• [What you need to do] Take from the listing each line that has the string "caption".
## begin Input for this task
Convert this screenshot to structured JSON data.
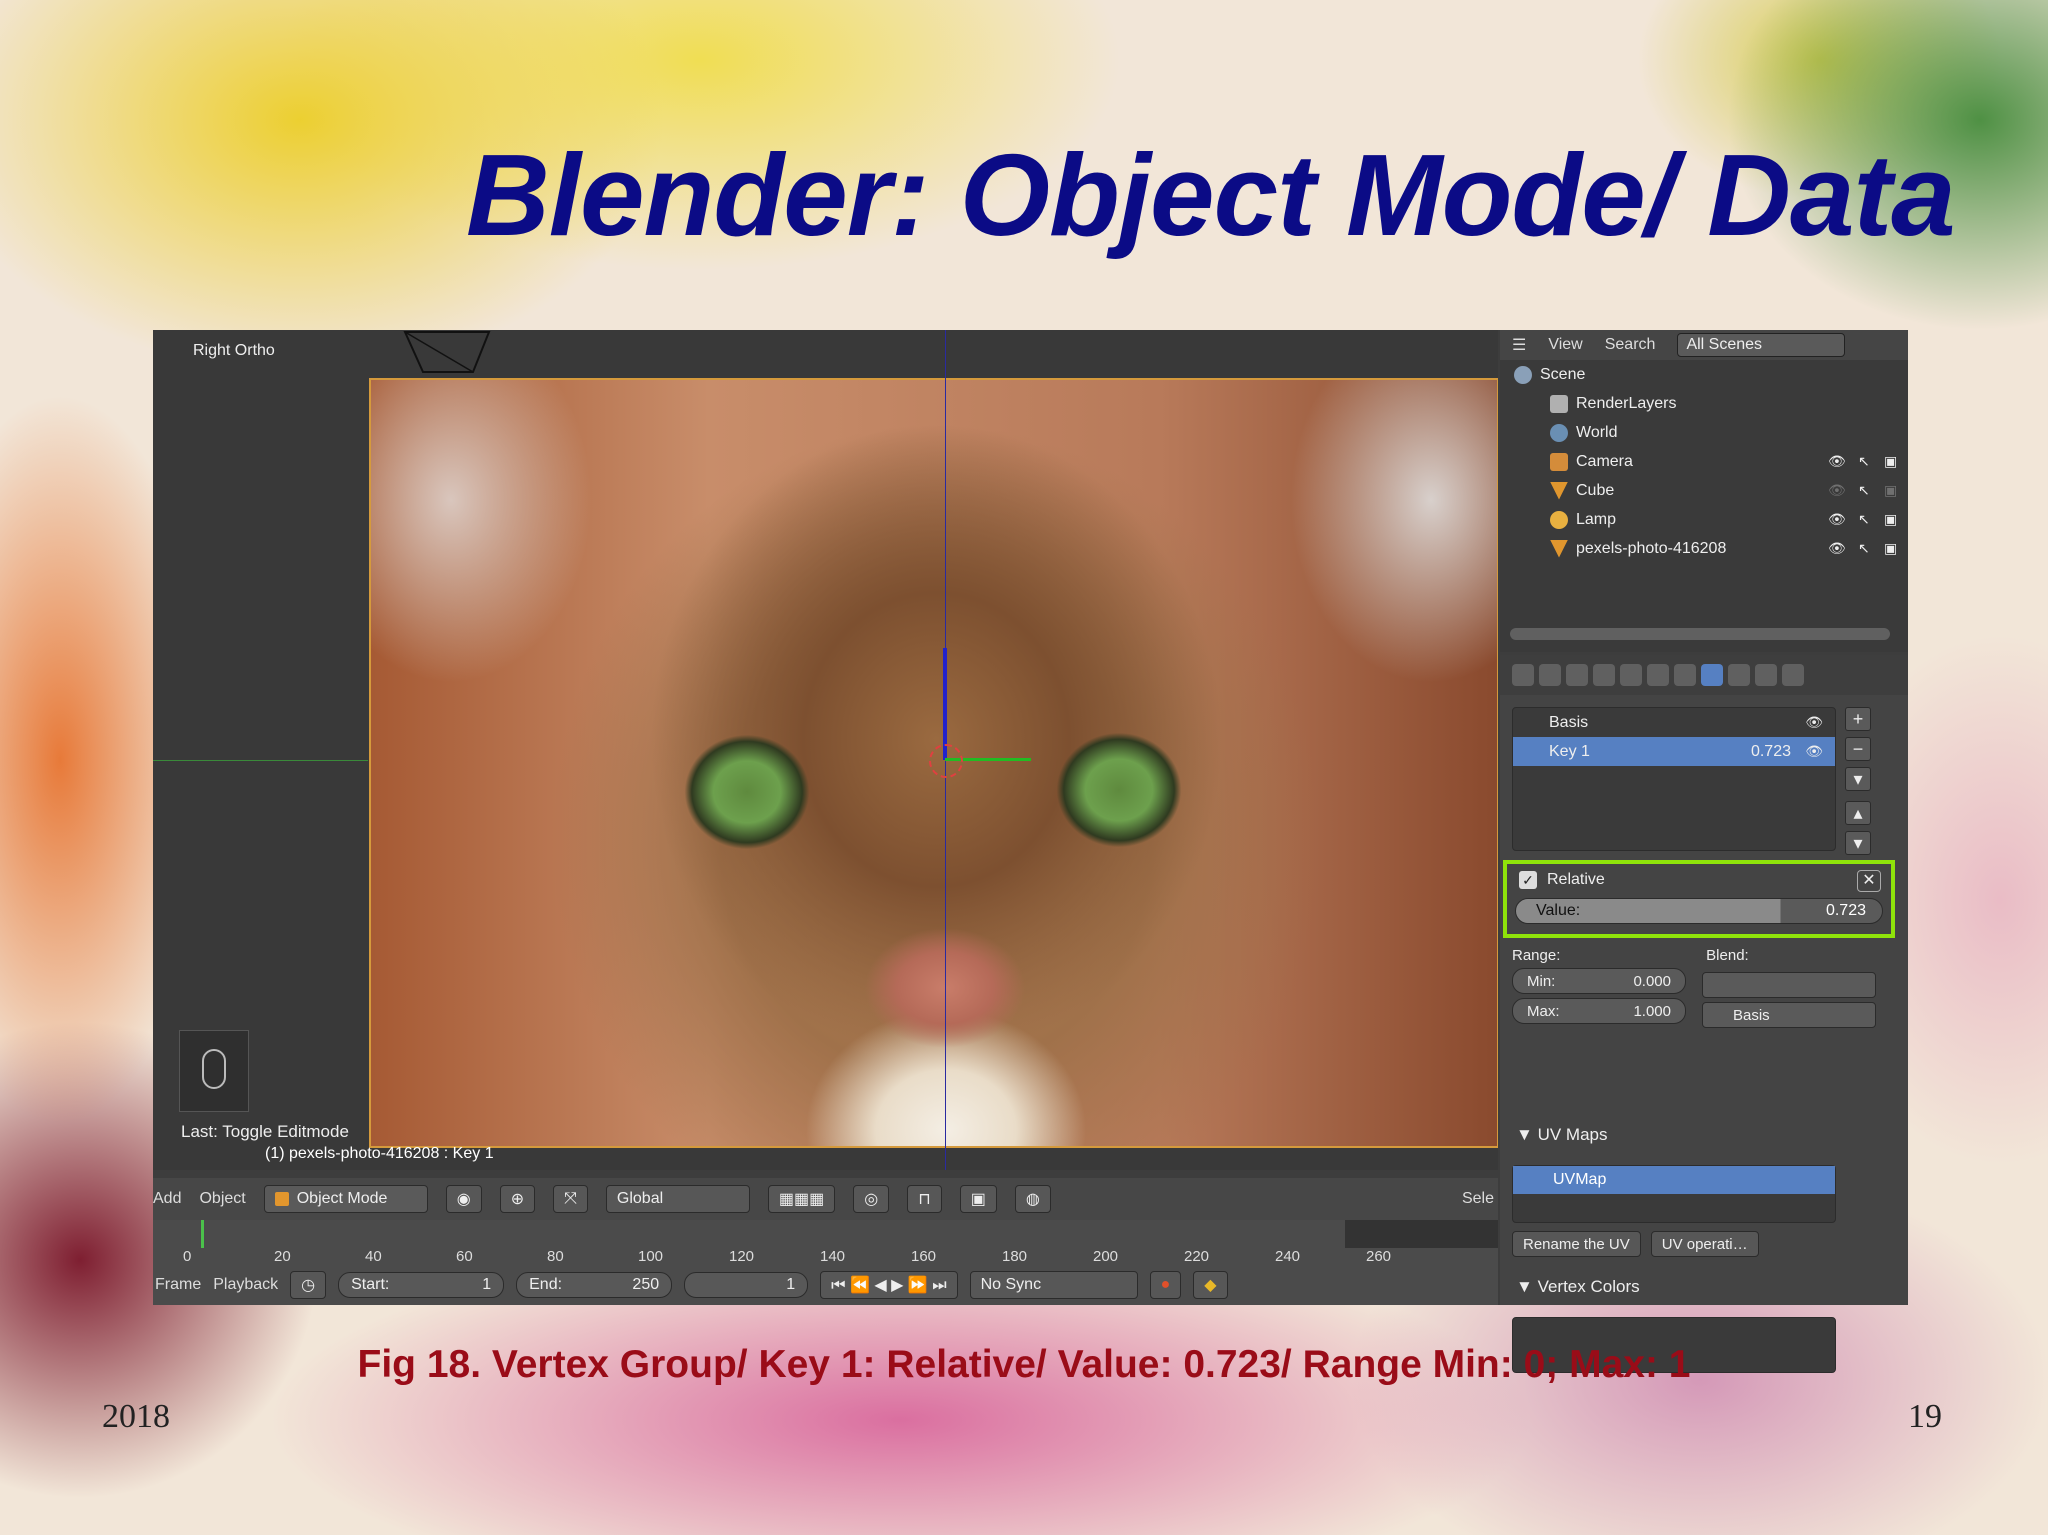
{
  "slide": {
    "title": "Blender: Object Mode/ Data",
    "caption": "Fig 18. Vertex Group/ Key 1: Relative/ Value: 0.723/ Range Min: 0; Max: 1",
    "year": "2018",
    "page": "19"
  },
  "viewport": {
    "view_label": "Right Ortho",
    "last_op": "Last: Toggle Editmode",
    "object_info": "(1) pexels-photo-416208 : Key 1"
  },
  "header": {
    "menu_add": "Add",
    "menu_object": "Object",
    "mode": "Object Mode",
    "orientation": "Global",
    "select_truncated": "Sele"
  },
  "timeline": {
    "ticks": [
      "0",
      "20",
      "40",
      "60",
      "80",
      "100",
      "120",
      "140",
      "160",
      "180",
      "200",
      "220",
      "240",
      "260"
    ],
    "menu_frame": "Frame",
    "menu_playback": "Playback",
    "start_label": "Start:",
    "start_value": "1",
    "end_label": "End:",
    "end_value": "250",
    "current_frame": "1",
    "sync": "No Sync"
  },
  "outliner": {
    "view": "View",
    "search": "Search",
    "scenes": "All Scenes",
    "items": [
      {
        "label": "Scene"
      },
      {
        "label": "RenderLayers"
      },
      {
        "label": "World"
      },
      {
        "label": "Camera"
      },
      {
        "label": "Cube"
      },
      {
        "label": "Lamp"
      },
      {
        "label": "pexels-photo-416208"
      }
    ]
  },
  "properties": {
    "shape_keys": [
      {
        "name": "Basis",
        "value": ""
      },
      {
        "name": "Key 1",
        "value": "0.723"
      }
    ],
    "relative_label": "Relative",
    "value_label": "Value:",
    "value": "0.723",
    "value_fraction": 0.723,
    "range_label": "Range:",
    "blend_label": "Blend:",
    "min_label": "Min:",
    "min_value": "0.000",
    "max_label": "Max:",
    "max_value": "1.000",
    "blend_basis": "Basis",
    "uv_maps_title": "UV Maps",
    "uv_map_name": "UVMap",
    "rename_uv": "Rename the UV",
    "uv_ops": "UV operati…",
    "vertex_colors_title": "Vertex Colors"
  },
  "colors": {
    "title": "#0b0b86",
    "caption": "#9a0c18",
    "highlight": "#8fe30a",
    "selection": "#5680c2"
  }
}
## end Input for this task
• [Response]
    "caption": "Fig 18. Vertex Group/ Key 1: Relative/ Value: 0.723/ Range Min: 0; Max: 1",
    "caption": "#9a0c18",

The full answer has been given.